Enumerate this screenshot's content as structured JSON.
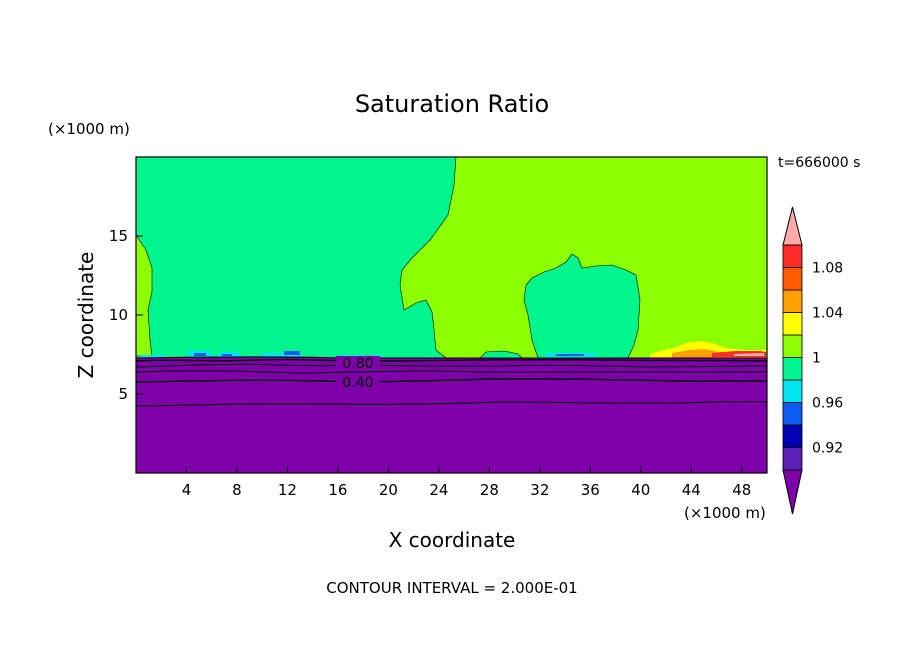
{
  "chart_data": {
    "type": "heatmap",
    "title": "Saturation Ratio",
    "xlabel": "X coordinate",
    "ylabel": "Z coordinate",
    "x_unit": "(×1000 m)",
    "y_unit": "(×1000 m)",
    "time_label": "t=666000 s",
    "footer": "CONTOUR INTERVAL = 2.000E-01",
    "xlim": [
      0,
      50
    ],
    "ylim": [
      0,
      20
    ],
    "x_ticks": [
      4,
      8,
      12,
      16,
      20,
      24,
      28,
      32,
      36,
      40,
      44,
      48
    ],
    "y_ticks": [
      5,
      10,
      15
    ],
    "contour_labels": [
      "0.80",
      "0.40"
    ],
    "colorbar": {
      "tick_labels": [
        "0.92",
        "0.96",
        "1",
        "1.04",
        "1.08"
      ],
      "colors": [
        "#5b1fb3",
        "#0000b4",
        "#0a5cf0",
        "#00e6f0",
        "#00f58c",
        "#8cff00",
        "#ffff00",
        "#ffa000",
        "#ff5a00",
        "#ff2a2a"
      ],
      "over_color": "#ffaaaa",
      "under_color": "#7d00a8"
    },
    "regions": {
      "dry_layer_color": "#7d00a8",
      "upper_background_color": "#8cff00",
      "saturated_color": "#00f58c"
    }
  }
}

◇ ◇ ◇

### OBJECTIVE
Calculate how many lines of the material include the string "coordinate", and state that number by itself.

### SOLUTION FOR THIS PROBLEM
2